======== DATA FOR THE TASK

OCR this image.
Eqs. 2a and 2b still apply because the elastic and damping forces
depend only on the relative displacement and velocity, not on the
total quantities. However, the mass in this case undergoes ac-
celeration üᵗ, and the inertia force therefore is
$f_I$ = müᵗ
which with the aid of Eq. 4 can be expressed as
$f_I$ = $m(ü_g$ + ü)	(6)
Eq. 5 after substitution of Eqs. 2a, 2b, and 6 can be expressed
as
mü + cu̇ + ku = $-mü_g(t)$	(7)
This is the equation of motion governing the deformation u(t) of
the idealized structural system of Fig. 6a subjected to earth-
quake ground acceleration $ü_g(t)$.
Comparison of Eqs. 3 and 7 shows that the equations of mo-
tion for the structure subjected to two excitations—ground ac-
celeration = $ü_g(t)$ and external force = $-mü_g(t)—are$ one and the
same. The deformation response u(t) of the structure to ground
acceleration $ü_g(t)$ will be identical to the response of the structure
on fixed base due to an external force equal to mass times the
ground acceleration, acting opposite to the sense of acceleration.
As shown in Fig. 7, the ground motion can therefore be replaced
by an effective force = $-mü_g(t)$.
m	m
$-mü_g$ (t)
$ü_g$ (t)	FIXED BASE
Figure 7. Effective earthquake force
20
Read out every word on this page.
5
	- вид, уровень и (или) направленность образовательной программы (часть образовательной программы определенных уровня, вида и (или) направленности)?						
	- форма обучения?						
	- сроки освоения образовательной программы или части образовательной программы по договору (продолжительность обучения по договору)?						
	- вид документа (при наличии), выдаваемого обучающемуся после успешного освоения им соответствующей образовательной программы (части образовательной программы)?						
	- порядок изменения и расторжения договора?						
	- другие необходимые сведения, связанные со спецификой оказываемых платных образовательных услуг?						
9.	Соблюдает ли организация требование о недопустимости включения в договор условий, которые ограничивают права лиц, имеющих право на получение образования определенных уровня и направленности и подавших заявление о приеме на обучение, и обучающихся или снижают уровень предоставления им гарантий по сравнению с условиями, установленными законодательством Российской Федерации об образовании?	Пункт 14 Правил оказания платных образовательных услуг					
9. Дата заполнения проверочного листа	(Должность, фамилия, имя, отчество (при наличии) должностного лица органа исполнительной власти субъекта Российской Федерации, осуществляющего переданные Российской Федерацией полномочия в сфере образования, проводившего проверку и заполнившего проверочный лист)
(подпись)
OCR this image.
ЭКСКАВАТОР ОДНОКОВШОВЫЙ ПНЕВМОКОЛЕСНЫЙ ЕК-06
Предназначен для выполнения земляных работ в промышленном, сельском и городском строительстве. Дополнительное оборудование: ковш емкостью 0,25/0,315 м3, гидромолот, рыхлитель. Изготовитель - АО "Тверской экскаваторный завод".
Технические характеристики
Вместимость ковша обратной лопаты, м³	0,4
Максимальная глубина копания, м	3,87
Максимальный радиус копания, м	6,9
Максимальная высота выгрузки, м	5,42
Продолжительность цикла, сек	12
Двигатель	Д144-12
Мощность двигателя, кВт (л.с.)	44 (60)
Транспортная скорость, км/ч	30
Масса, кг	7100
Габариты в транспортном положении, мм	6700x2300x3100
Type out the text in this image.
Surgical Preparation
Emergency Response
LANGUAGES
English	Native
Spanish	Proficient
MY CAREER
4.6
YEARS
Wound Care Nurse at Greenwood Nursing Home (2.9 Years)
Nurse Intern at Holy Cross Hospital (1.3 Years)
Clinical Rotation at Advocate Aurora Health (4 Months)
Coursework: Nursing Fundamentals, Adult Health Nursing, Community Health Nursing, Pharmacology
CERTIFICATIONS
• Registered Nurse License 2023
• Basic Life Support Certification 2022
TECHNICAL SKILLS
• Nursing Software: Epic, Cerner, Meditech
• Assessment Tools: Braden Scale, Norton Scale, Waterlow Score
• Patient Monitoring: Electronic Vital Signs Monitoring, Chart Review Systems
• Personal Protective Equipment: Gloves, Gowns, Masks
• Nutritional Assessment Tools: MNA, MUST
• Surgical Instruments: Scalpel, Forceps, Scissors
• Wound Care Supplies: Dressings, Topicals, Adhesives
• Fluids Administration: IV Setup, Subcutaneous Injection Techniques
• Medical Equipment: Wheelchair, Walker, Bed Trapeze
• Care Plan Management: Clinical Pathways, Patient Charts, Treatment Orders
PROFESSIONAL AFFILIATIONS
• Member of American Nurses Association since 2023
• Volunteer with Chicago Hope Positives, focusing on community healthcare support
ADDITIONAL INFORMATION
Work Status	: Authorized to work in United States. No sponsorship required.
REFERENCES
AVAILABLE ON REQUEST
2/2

================

- OBJECTIVE:
Return only those lines of the records that contain the string "образовательной".

- REPLY:
	- вид, уровень и (или) направленность образовательной программы (часть образовательной программы определенных уровня, вида и (или) направленности)?						
	- сроки освоения образовательной программы или части образовательной программы по договору (продолжительность обучения по договору)?						
	- вид документа (при наличии), выдаваемого обучающемуся после успешного освоения им соответствующей образовательной программы (части образовательной программы)?						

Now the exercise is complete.